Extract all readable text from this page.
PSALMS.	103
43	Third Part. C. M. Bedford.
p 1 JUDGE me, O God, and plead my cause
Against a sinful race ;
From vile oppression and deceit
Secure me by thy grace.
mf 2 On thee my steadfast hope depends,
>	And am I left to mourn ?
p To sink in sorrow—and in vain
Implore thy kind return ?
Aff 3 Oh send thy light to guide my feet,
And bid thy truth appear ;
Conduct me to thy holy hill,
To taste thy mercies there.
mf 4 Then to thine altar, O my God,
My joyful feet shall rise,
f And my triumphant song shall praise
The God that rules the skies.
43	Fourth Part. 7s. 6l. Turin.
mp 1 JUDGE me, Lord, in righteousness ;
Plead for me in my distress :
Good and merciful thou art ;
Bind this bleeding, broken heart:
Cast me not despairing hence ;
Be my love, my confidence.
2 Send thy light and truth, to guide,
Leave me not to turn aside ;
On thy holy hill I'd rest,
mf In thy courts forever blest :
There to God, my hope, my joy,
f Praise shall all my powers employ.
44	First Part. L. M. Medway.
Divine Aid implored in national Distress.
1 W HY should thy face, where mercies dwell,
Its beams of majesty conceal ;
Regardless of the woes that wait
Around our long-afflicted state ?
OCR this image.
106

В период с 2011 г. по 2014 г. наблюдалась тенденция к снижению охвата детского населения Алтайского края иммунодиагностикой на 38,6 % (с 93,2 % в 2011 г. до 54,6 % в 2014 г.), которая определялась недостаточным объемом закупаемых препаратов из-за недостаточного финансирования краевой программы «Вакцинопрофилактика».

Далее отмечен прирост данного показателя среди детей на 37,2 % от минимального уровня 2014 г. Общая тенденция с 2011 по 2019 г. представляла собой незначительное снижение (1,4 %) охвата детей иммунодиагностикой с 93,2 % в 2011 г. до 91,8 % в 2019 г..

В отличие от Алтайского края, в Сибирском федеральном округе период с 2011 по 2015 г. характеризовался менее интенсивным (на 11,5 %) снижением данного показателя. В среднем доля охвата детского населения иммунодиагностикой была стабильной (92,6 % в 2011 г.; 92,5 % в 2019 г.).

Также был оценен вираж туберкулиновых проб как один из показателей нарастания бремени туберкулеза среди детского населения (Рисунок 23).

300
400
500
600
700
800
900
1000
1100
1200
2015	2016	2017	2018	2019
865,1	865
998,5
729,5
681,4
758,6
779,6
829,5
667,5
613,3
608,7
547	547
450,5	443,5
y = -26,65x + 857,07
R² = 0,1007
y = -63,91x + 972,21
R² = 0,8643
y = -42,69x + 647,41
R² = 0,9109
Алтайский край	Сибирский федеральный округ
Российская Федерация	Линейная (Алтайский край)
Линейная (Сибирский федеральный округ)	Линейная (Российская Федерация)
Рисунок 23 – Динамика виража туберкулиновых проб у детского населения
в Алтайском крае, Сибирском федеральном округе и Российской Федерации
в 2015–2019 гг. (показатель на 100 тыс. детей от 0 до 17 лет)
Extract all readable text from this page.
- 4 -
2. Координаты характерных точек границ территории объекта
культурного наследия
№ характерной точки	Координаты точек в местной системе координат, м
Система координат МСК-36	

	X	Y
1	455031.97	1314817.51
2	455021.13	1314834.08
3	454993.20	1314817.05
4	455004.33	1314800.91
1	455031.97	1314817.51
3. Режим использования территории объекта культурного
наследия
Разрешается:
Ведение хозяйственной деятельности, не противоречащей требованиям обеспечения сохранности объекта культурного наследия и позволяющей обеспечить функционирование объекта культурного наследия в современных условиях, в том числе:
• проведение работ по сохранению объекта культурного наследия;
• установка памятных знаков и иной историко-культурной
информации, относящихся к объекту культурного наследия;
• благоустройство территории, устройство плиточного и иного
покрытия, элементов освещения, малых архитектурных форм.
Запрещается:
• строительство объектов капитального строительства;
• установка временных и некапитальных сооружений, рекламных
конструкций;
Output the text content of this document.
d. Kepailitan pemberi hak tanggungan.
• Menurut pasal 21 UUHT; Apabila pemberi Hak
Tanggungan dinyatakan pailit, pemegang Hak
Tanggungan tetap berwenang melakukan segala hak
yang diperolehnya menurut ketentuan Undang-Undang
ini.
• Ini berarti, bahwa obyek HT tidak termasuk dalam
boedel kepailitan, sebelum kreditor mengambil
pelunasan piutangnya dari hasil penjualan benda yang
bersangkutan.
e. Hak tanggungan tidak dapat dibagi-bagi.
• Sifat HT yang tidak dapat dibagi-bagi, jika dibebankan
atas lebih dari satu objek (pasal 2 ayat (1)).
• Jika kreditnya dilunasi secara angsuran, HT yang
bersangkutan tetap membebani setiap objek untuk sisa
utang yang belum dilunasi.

### Work required
Across the data above, how many lines include the word "край"? Give only the count.

### Full answer
2